Your instructions:
Your task is to repeat all of the material exactly.

Records for this exercise:
_ _ _ _

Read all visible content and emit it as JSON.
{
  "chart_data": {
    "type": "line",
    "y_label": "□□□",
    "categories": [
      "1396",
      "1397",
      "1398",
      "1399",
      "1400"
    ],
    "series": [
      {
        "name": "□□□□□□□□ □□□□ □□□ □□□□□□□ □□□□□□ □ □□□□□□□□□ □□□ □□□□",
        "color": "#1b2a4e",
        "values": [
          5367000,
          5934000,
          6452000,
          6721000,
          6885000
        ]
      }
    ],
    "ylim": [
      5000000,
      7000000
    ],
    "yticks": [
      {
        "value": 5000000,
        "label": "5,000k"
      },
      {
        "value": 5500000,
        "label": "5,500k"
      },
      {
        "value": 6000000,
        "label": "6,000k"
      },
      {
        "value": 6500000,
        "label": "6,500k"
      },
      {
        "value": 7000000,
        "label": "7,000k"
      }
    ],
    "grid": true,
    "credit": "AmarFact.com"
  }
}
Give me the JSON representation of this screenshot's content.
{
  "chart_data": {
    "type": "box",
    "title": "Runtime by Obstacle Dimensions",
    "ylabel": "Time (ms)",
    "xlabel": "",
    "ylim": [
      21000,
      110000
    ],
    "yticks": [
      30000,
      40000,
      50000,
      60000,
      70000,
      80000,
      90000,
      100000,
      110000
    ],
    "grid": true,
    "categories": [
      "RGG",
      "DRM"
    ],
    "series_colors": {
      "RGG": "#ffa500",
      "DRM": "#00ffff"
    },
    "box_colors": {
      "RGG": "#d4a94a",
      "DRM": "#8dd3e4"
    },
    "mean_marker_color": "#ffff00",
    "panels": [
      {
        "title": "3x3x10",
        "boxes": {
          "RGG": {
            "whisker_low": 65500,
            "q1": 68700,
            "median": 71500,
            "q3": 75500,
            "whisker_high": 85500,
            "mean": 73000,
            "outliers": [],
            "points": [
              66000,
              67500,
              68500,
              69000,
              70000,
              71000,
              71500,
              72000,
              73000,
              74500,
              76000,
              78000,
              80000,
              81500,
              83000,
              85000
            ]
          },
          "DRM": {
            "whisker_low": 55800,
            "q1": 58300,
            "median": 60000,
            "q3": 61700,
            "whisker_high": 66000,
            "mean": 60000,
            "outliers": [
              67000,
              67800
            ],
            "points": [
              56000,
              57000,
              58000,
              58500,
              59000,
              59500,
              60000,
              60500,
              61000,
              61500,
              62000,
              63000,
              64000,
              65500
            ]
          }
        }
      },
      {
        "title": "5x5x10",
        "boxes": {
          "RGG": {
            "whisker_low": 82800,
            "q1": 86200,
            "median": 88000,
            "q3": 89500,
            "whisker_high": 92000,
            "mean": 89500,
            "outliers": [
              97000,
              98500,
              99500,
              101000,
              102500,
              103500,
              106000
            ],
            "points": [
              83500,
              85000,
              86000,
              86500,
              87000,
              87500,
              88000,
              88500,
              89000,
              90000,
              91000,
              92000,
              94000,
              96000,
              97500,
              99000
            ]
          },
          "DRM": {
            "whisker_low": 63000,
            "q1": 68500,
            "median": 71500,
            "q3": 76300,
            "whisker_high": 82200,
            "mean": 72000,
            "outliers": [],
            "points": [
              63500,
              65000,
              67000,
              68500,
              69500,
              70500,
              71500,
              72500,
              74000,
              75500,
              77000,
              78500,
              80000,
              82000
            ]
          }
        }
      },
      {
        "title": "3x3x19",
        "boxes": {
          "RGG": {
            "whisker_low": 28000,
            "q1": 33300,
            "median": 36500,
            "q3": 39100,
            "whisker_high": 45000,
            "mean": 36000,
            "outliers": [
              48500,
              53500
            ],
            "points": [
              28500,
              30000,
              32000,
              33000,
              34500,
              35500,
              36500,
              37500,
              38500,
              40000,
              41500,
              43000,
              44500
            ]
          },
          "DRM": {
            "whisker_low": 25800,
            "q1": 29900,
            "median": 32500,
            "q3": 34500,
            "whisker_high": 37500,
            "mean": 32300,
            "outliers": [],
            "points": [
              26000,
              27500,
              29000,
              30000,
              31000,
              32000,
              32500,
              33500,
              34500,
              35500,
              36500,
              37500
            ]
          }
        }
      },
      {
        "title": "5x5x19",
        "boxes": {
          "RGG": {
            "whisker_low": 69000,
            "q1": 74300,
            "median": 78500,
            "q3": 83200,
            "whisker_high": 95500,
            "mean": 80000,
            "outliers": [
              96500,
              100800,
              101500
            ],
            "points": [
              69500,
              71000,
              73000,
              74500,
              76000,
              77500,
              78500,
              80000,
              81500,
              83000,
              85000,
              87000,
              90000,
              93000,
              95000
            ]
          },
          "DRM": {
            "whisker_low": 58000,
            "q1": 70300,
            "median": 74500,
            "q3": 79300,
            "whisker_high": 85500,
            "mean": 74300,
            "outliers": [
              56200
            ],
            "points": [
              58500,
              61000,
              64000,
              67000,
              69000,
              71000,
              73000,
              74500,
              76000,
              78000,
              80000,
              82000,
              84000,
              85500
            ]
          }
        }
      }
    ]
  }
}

_ _ _ _

Complete output:
Read all visible content and emit it as JSON.
{
  "chart_data": {
    "type": "line",
    "y_label": "□□□",
    "categories": [
      "1396",
      "1397",
      "1398",
      "1399",
      "1400"
    ],
    "series": [
      {
        "name": "□□□□□□□□ □□□□ □□□ □□□□□□□ □□□□□□ □ □□□□□□□□□ □□□ □□□□",
        "color": "#1b2a4e",
        "values": [
          5367000,
          5934000,
          6452000,
          6721000,
          6885000
        ]
      }
    ],
    "ylim": [
      5000000,
      7000000
    ],
    "yticks": [
      {
        "value": 5000000,
        "label": "5,000k"
      },
      {
        "value": 5500000,
        "label": "5,500k"
      },
      {
        "value": 6000000,
        "label": "6,000k"
      },
      {
        "value": 6500000,
        "label": "6,500k"
      },
      {
        "value": 7000000,
        "label": "7,000k"
      }
    ],
    "grid": true,
    "credit": "AmarFact.com"
  }
}
Give me the JSON representation of this screenshot's content.
{
  "chart_data": {
    "type": "box",
    "title": "Runtime by Obstacle Dimensions",
    "ylabel": "Time (ms)",
    "xlabel": "",
    "ylim": [
      21000,
      110000
    ],
    "yticks": [
      30000,
      40000,
      50000,
      60000,
      70000,
      80000,
      90000,
      100000,
      110000
    ],
    "grid": true,
    "categories": [
      "RGG",
      "DRM"
    ],
    "series_colors": {
      "RGG": "#ffa500",
      "DRM": "#00ffff"
    },
    "box_colors": {
      "RGG": "#d4a94a",
      "DRM": "#8dd3e4"
    },
    "mean_marker_color": "#ffff00",
    "panels": [
      {
        "title": "3x3x10",
        "boxes": {
          "RGG": {
            "whisker_low": 65500,
            "q1": 68700,
            "median": 71500,
            "q3": 75500,
            "whisker_high": 85500,
            "mean": 73000,
            "outliers": [],
            "points": [
              66000,
              67500,
              68500,
              69000,
              70000,
              71000,
              71500,
              72000,
              73000,
              74500,
              76000,
              78000,
              80000,
              81500,
              83000,
              85000
            ]
          },
          "DRM": {
            "whisker_low": 55800,
            "q1": 58300,
            "median": 60000,
            "q3": 61700,
            "whisker_high": 66000,
            "mean": 60000,
            "outliers": [
              67000,
              67800
            ],
            "points": [
              56000,
              57000,
              58000,
              58500,
              59000,
              59500,
              60000,
              60500,
              61000,
              61500,
              62000,
              63000,
              64000,
              65500
            ]
          }
        }
      },
      {
        "title": "5x5x10",
        "boxes": {
          "RGG": {
            "whisker_low": 82800,
            "q1": 86200,
            "median": 88000,
            "q3": 89500,
            "whisker_high": 92000,
            "mean": 89500,
            "outliers": [
              97000,
              98500,
              99500,
              101000,
              102500,
              103500,
              106000
            ],
            "points": [
              83500,
              85000,
              86000,
              86500,
              87000,
              87500,
              88000,
              88500,
              89000,
              90000,
              91000,
              92000,
              94000,
              96000,
              97500,
              99000
            ]
          },
          "DRM": {
            "whisker_low": 63000,
            "q1": 68500,
            "median": 71500,
            "q3": 76300,
            "whisker_high": 82200,
            "mean": 72000,
            "outliers": [],
            "points": [
              63500,
              65000,
              67000,
              68500,
              69500,
              70500,
              71500,
              72500,
              74000,
              75500,
              77000,
              78500,
              80000,
              82000
            ]
          }
        }
      },
      {
        "title": "3x3x19",
        "boxes": {
          "RGG": {
            "whisker_low": 28000,
            "q1": 33300,
            "median": 36500,
            "q3": 39100,
            "whisker_high": 45000,
            "mean": 36000,
            "outliers": [
              48500,
              53500
            ],
            "points": [
              28500,
              30000,
              32000,
              33000,
              34500,
              35500,
              36500,
              37500,
              38500,
              40000,
              41500,
              43000,
              44500
            ]
          },
          "DRM": {
            "whisker_low": 25800,
            "q1": 29900,
            "median": 32500,
            "q3": 34500,
            "whisker_high": 37500,
            "mean": 32300,
            "outliers": [],
            "points": [
              26000,
              27500,
              29000,
              30000,
              31000,
              32000,
              32500,
              33500,
              34500,
              35500,
              36500,
              37500
            ]
          }
        }
      },
      {
        "title": "5x5x19",
        "boxes": {
          "RGG": {
            "whisker_low": 69000,
            "q1": 74300,
            "median": 78500,
            "q3": 83200,
            "whisker_high": 95500,
            "mean": 80000,
            "outliers": [
              96500,
              100800,
              101500
            ],
            "points": [
              69500,
              71000,
              73000,
              74500,
              76000,
              77500,
              78500,
              80000,
              81500,
              83000,
              85000,
              87000,
              90000,
              93000,
              95000
            ]
          },
          "DRM": {
            "whisker_low": 58000,
            "q1": 70300,
            "median": 74500,
            "q3": 79300,
            "whisker_high": 85500,
            "mean": 74300,
            "outliers": [
              56200
            ],
            "points": [
              58500,
              61000,
              64000,
              67000,
              69000,
              71000,
              73000,
              74500,
              76000,
              78000,
              80000,
              82000,
              84000,
              85500
            ]
          }
        }
      }
    ]
  }
}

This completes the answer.